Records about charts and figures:
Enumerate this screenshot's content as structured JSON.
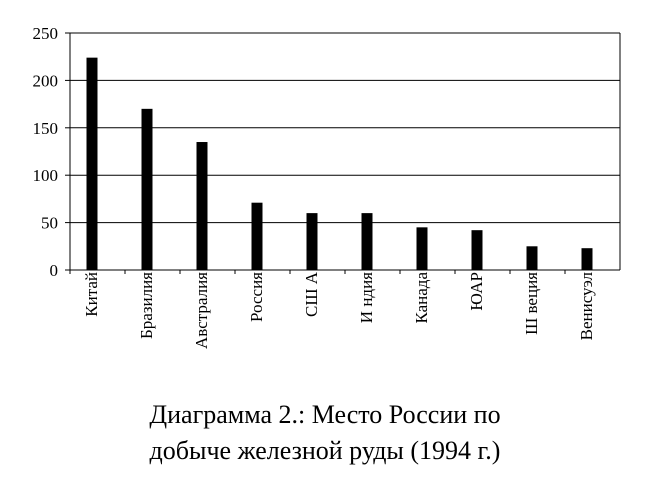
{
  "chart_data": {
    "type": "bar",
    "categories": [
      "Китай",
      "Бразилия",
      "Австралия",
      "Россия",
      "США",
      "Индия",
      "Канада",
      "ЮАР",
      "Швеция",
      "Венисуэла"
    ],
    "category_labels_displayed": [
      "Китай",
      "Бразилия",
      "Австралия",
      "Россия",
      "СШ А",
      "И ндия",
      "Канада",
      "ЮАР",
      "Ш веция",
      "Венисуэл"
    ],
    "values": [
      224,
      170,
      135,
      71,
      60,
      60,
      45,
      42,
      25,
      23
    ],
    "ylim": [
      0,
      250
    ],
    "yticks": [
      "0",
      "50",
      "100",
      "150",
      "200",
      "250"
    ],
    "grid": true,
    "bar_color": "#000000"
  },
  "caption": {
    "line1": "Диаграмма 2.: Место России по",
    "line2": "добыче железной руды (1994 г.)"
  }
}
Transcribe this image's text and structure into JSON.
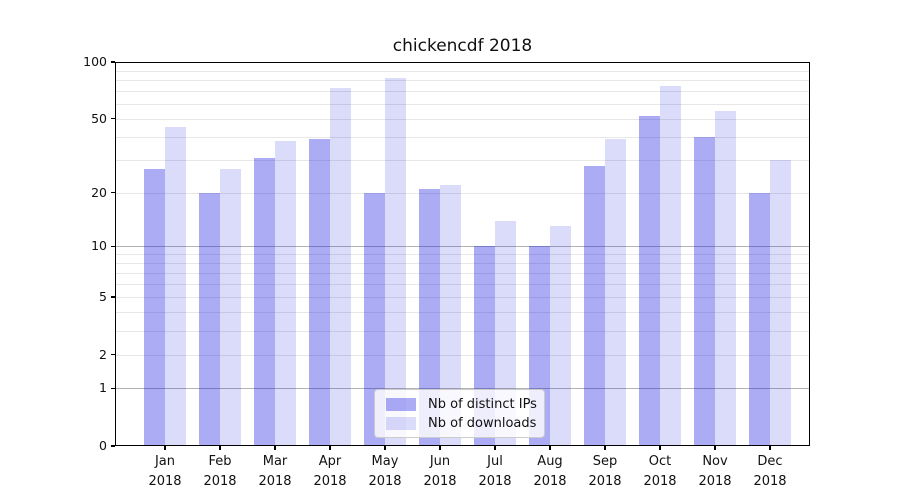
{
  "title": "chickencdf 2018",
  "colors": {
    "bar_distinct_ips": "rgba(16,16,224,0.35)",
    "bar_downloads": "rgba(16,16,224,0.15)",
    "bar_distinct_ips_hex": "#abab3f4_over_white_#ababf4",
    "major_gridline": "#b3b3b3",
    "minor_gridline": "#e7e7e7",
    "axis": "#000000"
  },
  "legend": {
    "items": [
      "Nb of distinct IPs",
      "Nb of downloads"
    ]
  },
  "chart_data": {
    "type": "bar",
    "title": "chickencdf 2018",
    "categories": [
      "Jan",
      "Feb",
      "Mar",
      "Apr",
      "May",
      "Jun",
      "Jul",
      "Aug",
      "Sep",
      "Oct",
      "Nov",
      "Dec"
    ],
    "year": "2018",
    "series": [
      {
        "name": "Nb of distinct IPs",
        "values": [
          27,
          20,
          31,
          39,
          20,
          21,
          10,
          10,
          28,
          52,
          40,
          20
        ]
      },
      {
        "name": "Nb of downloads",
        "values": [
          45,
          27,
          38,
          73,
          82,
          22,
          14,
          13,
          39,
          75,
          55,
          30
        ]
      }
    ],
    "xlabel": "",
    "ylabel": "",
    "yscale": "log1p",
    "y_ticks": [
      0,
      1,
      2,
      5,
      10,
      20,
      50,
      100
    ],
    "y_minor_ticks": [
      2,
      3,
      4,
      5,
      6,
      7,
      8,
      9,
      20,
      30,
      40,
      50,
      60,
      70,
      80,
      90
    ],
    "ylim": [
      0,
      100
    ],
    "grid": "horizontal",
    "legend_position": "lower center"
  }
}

* SET PROBLEM
Show the lines where the word "name" appears in the entries.

* THE SOLUTION
        "name": "Nb of distinct IPs",
        "name": "Nb of downloads",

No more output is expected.